TASK TO COMPLETE
Each line of the material below should be reproduced exactly.

EXTRACTED RECORDS
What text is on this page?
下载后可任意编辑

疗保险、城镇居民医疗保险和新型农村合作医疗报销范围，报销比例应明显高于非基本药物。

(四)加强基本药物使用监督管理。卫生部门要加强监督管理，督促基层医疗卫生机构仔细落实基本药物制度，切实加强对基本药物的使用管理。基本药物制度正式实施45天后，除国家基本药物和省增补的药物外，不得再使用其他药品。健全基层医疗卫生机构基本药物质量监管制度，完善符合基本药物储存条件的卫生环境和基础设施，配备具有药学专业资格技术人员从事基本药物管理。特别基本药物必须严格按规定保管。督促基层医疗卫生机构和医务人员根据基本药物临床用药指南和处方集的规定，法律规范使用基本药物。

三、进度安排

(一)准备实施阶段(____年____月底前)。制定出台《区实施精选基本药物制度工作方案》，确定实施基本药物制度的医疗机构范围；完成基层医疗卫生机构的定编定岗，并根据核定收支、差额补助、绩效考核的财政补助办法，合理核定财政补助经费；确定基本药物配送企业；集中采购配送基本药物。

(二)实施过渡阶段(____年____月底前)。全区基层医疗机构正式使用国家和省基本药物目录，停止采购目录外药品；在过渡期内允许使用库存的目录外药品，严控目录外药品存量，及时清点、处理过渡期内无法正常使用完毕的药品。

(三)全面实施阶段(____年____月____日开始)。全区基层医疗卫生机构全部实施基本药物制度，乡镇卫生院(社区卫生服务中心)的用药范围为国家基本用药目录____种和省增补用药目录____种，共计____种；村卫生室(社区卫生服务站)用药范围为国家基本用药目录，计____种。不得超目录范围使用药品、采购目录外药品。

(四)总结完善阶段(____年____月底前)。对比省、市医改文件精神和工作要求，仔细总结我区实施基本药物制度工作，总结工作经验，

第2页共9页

RESULT FOR THIS TASK
What text is on this page?
下载后可任意编辑

疗保险、城镇居民医疗保险和新型农村合作医疗报销范围，报销比例应明显高于非基本药物。

(四)加强基本药物使用监督管理。卫生部门要加强监督管理，督促基层医疗卫生机构仔细落实基本药物制度，切实加强对基本药物的使用管理。基本药物制度正式实施45天后，除国家基本药物和省增补的药物外，不得再使用其他药品。健全基层医疗卫生机构基本药物质量监管制度，完善符合基本药物储存条件的卫生环境和基础设施，配备具有药学专业资格技术人员从事基本药物管理。特别基本药物必须严格按规定保管。督促基层医疗卫生机构和医务人员根据基本药物临床用药指南和处方集的规定，法律规范使用基本药物。

三、进度安排

(一)准备实施阶段(____年____月底前)。制定出台《区实施精选基本药物制度工作方案》，确定实施基本药物制度的医疗机构范围；完成基层医疗卫生机构的定编定岗，并根据核定收支、差额补助、绩效考核的财政补助办法，合理核定财政补助经费；确定基本药物配送企业；集中采购配送基本药物。

(二)实施过渡阶段(____年____月底前)。全区基层医疗机构正式使用国家和省基本药物目录，停止采购目录外药品；在过渡期内允许使用库存的目录外药品，严控目录外药品存量，及时清点、处理过渡期内无法正常使用完毕的药品。

(三)全面实施阶段(____年____月____日开始)。全区基层医疗卫生机构全部实施基本药物制度，乡镇卫生院(社区卫生服务中心)的用药范围为国家基本用药目录____种和省增补用药目录____种，共计____种；村卫生室(社区卫生服务站)用药范围为国家基本用药目录，计____种。不得超目录范围使用药品、采购目录外药品。

(四)总结完善阶段(____年____月底前)。对比省、市医改文件精神和工作要求，仔细总结我区实施基本药物制度工作，总结工作经验，

第2页共9页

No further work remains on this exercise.